◆ Fragmento:
Síntesis del post: Una salida. Un amigo. Una cerveza. Una vida en derrumbe. Un jefe. Sabrina. Un nigeriano. Un búlgaro. O húngaro. O polaco. Un cuadro. La fórmula de la felicidad.
El mes pasado salí con un amigo. Fuimos a un bar, no era una salida especial, no buscábamos diversión. Resulta que su vida, la vida de mi amigo, se derrumba irremediablemente, así que la idea era apuntalarle un poco el ánimo, ayudarlo a superar el mal momento, o al menos transitarlo con entereza.
Nos tomamos una cerveza. O quince, no podría precisar, y tampoco es lo más importante. Con los amigos el tiempo suele volar, y la situación no estaba para reparar en detalles superfluos.
‘Usted el lunes no venga, Mancuso. A partir del lunes ya no lo voy a necesitar, así que siga sin venir los días subsiguientes. Ella es Sabrina. Sabrina va a ser su reemplazo. Sabrina se va a ocupar de todo lo que usted se ocupaba hasta ahora. Ya firmó el contrato.’
Todo eso le dijo su jefe, con los ojos clavados en los imponentes pechos de Sabrina. Parece ser que Sabrina está más buena que mirar el chavo en calzones comiendo zucaritas. Me lo dijo mi amigo, con una objetividad conmovedora teniendo en cuenta la relación causa-efecto entre Sabrina y su flamante condición de desocupado.
Con los ahorros que le quedaron compró un regalo para su mujer. Un cuadro pintado por un búlgaro. O húngaro. O polaco. En fin, un autor de Europa del este con apellido rebuscado que a ella le fascina y a él no tanto. Una obra extraña. Repleta de simbolismos, según le informaron en la galería.

◆ Material extraído:
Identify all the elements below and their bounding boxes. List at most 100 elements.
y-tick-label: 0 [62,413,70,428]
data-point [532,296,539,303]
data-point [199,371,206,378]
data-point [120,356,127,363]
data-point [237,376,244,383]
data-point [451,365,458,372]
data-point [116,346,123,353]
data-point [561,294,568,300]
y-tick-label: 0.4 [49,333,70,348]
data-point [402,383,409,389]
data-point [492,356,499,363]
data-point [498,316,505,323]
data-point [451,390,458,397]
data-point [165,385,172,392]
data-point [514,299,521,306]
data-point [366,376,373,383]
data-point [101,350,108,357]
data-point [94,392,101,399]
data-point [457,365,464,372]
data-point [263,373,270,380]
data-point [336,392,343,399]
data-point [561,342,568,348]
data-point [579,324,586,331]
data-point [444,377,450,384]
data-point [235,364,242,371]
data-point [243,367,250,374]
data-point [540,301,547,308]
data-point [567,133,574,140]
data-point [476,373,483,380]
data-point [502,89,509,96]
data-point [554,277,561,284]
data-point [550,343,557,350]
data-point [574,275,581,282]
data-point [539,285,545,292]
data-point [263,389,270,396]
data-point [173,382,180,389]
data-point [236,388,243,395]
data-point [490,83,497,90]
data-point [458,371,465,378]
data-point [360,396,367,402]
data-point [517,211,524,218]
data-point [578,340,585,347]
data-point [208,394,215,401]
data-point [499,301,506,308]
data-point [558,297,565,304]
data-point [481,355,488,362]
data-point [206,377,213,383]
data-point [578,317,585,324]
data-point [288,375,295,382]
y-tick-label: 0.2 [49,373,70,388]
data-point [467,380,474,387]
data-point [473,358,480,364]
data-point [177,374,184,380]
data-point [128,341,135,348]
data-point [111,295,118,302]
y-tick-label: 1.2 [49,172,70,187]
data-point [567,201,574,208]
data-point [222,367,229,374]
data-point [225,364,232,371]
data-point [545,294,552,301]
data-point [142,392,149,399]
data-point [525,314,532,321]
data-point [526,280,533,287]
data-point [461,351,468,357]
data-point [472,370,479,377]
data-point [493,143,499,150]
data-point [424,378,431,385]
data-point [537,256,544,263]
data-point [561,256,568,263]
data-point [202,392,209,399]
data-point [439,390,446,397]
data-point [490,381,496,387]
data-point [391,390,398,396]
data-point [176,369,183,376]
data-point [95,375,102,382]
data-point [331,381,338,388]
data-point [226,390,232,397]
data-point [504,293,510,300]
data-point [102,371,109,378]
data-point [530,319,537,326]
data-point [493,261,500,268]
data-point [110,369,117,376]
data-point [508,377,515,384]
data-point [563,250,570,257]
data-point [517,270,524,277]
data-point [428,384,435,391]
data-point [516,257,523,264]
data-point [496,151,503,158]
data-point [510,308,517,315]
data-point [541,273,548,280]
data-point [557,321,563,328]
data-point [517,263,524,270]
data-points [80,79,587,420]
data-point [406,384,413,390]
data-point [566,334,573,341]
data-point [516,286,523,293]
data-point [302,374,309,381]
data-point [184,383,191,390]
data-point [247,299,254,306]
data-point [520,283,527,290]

◆ Tarea propuesta: Prosigue el relato sobre el amigo que se quedó sin empleo a partir de su última oración.

◆ Respuesta:
Quería sorprenderla, así que apareció por su casa en mitad de la tarde. Abrió la puerta de la habitación y lo primero que vio fueron las nalgas apretadas de un enorme sujeto de origen africano impulsando embestidas feroces que cosechaban sentidos gemidos. Desde los hombros, y desparramadas sobre los omóplatos lustrosos por el sudor colgaban las blanquísimas pantorrillas de su mujer. Una escena no exenta de dramatismo que no ameritó ni siquiera un ensayo de justificación por parte de los involucrados.
El enorme sujeto de origen africano resultó llamarse Ngutu Okereke, un estudiante nigeriano de treinta años que compartía —y comparte— un curso acelerado de inglés con la dama de las pantorrillas colgantes. Parece ser que Ngutu porta entre sus piernas un monstruoso equipo diseñado para llevar a cabo con éxito las más osadas perforaciones. Una magnífica herramienta que torna ridículo cualquier atisbo de comparación o intento de competencia. Me lo dijo mi amigo, con una objetividad conmovedora teniendo en cuenta la relación causa-efecto entre el mencionado aparato reproductor y su flamante condición de separado de hecho.
Luego del desafortunado episodio intentó vender el cuadro, conseguir algo de dinero para pagar aunque más no fuera los dos primeros meses del alquiler. Porque se mudó, no sé si lo dije antes. Pero resulta que el ojo de su mujer para el arte no es tan preciso como a la hora de elegir potenciales herramientas de perforación. Parece ser que el cuadro es una basura, una porquería carente de profundidad y muy pobre en la combinación de colores. Solo un idiota pagaría algo por adquirirlo. Me lo dijo mi amigo, con una objetividad conmovedora teniendo en cuenta la relación causa-efecto entre la mencionada pintura y su flamante condición de indigente.
Y también le ocurrieron algunas catástrofes más que no pienso enumerar, ya que con las arriba expuestas entiendo que el derrumbe de su vida quedó suficientemente ilustrado.
Hoy vuelvo a salir con mi amigo, y vamos al mismo bar. Quiero saber cómo anda, si resolvió alguna de las situaciones que tanto lo amargaban el mes pasado.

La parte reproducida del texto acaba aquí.